● CHALLENGE
Find the string "administracji" in the records. Copy every line it appears in.

※

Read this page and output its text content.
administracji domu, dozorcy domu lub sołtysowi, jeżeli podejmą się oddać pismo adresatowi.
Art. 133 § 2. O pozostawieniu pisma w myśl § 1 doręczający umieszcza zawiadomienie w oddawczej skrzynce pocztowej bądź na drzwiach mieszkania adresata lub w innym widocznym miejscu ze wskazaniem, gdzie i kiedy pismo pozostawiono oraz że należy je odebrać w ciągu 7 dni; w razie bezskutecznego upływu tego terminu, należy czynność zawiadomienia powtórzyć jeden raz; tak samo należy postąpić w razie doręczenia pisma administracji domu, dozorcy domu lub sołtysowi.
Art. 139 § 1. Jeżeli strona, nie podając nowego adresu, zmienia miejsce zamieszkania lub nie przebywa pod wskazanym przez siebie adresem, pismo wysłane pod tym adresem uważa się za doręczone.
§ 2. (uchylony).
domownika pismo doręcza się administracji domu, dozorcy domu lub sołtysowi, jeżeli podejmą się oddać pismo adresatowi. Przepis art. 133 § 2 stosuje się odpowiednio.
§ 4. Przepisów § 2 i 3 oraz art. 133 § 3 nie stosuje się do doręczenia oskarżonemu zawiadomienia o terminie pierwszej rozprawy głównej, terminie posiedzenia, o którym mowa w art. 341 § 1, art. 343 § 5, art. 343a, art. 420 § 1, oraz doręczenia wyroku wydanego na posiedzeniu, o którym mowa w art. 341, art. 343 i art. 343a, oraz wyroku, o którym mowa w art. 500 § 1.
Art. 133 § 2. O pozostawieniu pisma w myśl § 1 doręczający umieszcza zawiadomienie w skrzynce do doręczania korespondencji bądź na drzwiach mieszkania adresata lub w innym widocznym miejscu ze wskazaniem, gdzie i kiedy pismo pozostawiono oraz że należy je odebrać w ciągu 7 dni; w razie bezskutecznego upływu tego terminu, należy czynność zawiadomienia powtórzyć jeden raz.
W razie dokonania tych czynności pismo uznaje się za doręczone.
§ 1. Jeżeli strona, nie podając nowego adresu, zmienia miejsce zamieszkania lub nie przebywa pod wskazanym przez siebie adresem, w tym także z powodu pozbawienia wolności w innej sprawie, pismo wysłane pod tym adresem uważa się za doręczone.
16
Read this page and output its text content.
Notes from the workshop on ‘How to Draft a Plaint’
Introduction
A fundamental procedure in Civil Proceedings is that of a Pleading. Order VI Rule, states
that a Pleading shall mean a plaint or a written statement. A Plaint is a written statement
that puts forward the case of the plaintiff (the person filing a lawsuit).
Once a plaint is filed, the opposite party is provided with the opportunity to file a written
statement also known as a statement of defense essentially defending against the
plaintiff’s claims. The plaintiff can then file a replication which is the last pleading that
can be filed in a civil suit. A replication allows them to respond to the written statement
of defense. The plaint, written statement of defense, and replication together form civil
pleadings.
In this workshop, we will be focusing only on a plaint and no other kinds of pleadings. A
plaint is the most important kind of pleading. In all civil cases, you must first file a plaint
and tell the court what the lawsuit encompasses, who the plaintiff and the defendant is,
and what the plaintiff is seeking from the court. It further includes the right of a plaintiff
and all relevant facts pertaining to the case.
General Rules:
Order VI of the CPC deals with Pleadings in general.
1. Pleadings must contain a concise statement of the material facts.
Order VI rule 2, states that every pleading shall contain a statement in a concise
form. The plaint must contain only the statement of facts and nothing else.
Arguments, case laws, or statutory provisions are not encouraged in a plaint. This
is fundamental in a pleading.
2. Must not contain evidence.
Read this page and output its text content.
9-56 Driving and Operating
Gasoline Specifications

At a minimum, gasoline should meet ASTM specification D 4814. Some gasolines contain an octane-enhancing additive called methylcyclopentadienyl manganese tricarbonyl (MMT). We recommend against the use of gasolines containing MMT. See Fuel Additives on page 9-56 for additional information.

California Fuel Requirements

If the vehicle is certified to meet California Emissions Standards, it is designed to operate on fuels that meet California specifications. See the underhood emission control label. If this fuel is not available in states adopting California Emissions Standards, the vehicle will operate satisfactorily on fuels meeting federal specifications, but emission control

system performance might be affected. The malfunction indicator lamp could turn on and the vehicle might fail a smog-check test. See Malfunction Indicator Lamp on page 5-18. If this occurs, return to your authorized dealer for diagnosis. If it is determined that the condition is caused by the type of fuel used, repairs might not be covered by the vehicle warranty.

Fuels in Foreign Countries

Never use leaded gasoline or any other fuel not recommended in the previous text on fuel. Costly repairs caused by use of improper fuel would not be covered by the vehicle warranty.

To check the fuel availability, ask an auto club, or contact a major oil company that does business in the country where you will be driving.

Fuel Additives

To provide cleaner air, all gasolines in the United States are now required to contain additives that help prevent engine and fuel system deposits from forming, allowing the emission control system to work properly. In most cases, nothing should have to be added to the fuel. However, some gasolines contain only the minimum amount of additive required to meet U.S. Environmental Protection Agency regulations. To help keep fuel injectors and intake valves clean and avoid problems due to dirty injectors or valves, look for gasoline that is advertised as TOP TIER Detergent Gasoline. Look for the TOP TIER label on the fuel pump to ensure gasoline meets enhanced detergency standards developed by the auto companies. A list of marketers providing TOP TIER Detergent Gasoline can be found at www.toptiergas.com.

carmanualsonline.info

※

● ANSWER IN FULL
administracji domu, dozorcy domu lub sołtysowi, jeżeli podejmą się oddać pismo adresatowi.
Art. 133 § 2. O pozostawieniu pisma w myśl § 1 doręczający umieszcza zawiadomienie w oddawczej skrzynce pocztowej bądź na drzwiach mieszkania adresata lub w innym widocznym miejscu ze wskazaniem, gdzie i kiedy pismo pozostawiono oraz że należy je odebrać w ciągu 7 dni; w razie bezskutecznego upływu tego terminu, należy czynność zawiadomienia powtórzyć jeden raz; tak samo należy postąpić w razie doręczenia pisma administracji domu, dozorcy domu lub sołtysowi.
domownika pismo doręcza się administracji domu, dozorcy domu lub sołtysowi, jeżeli podejmą się oddać pismo adresatowi. Przepis art. 133 § 2 stosuje się odpowiednio.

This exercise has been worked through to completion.